## 原文抜粋:
☆ ☆ ☆ ☆

本日は、経済産業省が提供するローカルベンチマークの活用についてご説明いたします。
前回ご説明した事業承継の5つのステップの中の2番目である「経営状況・経営課題の把握(見える化)」に関する具体的なアクションとなります。このツールを使い、自社の経営状況を把握して、自社が抱える課題を見える化していきます。このローカルベンチマーク(以下略称ロカベンといいます)は、われわれ支援機関との対話はもとより、経営者と金融機関との間の対話のツールにもなり、個々の課題を共有することで信頼関係の構築にもつながるなど、様々なメリットがあります。
ロカベンのメリット
ロカベンの具体的なメリットについて確認いたします。
-経済産業省 ローカルベンチマーク(企業編)より筆者編集-
1.経営全体を俯瞰できる健康診断機能
ロカベンは財務情報から経営状況を診断するのみのツールではありません。後の項目で詳しく説明しますが、商流・業務フローや経営者、事業、環境・関係者、内部管理体制といった非財務情報を言語化して整理していくことで、経営全般を見える化していき、これまで見えていなかった自社の魅力=強みや、競合と比べての弱みなどを再認識し、ビジョンの実現に向けての今後の課題の抽出や取り組むべき課題の優先順位などを決めていくツールです。

☆ ☆ ☆ ☆

レイアウト注釈の記録:
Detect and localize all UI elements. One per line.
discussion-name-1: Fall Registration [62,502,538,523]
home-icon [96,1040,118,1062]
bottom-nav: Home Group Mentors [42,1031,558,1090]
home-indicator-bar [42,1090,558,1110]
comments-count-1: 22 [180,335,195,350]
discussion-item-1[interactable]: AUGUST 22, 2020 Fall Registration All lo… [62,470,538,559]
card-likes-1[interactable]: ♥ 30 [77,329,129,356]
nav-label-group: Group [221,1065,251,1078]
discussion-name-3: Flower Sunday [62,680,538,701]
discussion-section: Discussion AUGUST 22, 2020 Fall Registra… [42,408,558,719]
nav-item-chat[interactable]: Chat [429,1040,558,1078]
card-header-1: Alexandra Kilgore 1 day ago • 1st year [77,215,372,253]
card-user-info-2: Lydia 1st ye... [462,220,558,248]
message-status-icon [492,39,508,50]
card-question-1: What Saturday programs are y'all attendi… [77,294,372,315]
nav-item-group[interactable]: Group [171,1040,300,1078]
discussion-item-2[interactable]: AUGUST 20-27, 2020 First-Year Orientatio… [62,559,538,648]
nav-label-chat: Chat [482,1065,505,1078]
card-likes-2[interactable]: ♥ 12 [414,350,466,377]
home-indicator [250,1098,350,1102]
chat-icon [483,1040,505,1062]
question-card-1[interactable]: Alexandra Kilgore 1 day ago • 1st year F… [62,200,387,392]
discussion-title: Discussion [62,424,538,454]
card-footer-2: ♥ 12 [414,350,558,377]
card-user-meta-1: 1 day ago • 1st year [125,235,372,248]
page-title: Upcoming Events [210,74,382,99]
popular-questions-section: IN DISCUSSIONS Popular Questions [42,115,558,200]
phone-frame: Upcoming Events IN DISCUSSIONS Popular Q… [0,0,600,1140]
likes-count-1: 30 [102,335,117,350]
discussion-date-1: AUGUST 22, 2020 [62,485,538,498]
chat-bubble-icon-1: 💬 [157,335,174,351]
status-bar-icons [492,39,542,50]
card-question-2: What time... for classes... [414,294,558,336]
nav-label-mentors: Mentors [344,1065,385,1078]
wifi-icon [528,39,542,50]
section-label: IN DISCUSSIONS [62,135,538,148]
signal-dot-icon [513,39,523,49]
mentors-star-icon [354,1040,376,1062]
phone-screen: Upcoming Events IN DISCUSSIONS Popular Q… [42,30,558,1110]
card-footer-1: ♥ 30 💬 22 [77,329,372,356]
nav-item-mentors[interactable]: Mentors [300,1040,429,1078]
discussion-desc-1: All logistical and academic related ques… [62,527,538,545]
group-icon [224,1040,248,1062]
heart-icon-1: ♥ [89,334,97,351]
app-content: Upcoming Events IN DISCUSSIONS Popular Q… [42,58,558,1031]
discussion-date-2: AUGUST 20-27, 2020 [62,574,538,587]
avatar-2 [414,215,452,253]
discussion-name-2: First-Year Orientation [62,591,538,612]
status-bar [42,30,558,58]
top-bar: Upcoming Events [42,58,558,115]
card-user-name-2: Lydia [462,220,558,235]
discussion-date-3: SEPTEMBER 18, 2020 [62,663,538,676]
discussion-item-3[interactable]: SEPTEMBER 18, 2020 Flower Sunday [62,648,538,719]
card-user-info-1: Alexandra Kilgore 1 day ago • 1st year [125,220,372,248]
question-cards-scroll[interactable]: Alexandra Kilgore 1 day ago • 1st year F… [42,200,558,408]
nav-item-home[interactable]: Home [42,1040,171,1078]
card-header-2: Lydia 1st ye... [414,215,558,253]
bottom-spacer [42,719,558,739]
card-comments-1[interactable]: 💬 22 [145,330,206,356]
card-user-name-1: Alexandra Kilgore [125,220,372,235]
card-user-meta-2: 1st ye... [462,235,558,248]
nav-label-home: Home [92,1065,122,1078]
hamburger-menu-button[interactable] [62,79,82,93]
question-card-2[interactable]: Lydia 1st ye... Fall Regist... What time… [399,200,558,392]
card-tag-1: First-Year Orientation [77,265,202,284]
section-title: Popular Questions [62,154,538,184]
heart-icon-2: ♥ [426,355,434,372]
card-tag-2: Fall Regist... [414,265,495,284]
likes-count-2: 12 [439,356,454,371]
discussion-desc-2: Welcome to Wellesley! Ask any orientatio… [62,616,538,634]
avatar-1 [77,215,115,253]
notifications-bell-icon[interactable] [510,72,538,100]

☆ ☆ ☆ ☆

## 目的:
ローカルベンチマークの活用についての文章を、最後の文の後から引き継いで書き進める。

## 実行結果:
2.国のツール、みんなが使える
ロカベンは経済産業省が作成・公開している企業の健康診断ツールであり、誰でも、いつでも、何度でも使うことができます。
3.対話のための共通言語
ロカベンによる診断結果は金融機関や支援機関との対話の際のツールとして、また社内でのコミュニケーションの際のツールとして活用できるなど、様々な目的で活用できます。
金融庁は事業性評価に基づく担保・保証に依存しない融資を進めていますが、これらの診断結果はそのツールとしても使うことができ、金融機関との信頼性の構築にもつながります。また、社内における事業計画の策定に使えるほか、社員との経営状態の共有や今後に向けての課題の確認、活動指針としても使えます。
4.施策・補助金等の申請ツールとして推奨
ロカベンは国のツールということもあり、様々な施策や補助金などを申請する際の推奨ツールとされています。国として取り組んでいる、「経営改善のための様々な支援策」や「設備投資に関する補助金」、「IT導入への取り組みに関する補助金」などを活用する際に、ロカベンを活用している企業が優先される取り組みが行われています。
5.資金調達に活用できる
ロカベンは、全国の金融機関においての認知度は94%あり、4 割の金融機関が活用しているというデータ結果がでています。「3.対話のための共通言語」でも述べましたが、資金調達の際に、金融庁が推進している事業性評価に基づく担保・保証に依存しない融資交渉のツールとしても使えます。事業そのものの理解を深めることで、事業に基づく融資が受けられる可能性が高まります。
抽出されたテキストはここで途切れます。